===== Dataset records

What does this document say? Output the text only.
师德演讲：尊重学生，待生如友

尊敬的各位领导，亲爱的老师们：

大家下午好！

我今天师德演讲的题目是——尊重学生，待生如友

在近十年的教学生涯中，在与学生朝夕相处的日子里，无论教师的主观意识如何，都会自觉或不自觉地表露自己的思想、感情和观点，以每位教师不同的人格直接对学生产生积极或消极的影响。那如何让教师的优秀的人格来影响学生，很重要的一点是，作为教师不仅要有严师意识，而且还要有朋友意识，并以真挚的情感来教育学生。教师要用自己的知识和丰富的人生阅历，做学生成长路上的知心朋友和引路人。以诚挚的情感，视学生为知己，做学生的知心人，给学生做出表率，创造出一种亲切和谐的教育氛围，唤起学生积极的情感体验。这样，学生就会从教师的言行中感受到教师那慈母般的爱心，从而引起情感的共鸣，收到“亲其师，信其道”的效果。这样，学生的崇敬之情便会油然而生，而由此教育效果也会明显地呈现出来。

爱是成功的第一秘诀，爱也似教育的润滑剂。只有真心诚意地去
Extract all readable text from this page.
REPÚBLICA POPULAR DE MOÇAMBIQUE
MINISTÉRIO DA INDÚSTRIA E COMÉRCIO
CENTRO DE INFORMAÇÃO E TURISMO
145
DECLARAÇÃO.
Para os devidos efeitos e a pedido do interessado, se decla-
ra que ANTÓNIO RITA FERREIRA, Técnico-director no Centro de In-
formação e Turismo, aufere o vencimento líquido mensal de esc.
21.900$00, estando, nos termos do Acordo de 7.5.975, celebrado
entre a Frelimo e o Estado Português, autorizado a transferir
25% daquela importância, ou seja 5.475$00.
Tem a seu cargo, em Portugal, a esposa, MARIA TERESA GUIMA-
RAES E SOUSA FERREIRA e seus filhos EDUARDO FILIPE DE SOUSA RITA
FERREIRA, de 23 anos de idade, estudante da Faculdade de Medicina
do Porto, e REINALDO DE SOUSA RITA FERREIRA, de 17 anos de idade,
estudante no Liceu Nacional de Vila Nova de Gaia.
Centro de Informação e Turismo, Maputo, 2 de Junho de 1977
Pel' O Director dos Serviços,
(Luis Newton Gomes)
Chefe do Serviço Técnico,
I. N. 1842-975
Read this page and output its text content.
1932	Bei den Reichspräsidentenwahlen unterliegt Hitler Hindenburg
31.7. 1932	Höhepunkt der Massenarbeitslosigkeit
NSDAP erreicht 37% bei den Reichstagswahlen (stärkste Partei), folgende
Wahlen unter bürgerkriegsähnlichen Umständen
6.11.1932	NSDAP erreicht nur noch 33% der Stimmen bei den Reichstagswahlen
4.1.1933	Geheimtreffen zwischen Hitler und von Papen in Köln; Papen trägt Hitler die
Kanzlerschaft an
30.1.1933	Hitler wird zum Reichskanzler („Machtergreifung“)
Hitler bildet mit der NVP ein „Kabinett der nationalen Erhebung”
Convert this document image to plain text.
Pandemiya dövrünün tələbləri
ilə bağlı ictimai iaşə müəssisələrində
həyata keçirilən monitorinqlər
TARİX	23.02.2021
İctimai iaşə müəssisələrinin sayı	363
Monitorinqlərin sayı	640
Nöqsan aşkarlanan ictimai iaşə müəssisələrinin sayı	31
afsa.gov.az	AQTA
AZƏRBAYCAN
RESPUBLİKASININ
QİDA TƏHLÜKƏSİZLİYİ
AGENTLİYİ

==========

Could you give again exactly the lines from the line containing "Convert this document image to plain text." through the final line of the data above, and no others?

Exercise output |
Convert this document image to plain text.
Pandemiya dövrünün tələbləri
ilə bağlı ictimai iaşə müəssisələrində
həyata keçirilən monitorinqlər
TARİX	23.02.2021
İctimai iaşə müəssisələrinin sayı	363
Monitorinqlərin sayı	640
Nöqsan aşkarlanan ictimai iaşə müəssisələrinin sayı	31
afsa.gov.az	AQTA
AZƏRBAYCAN
RESPUBLİKASININ
QİDA TƏHLÜKƏSİZLİYİ
AGENTLİYİ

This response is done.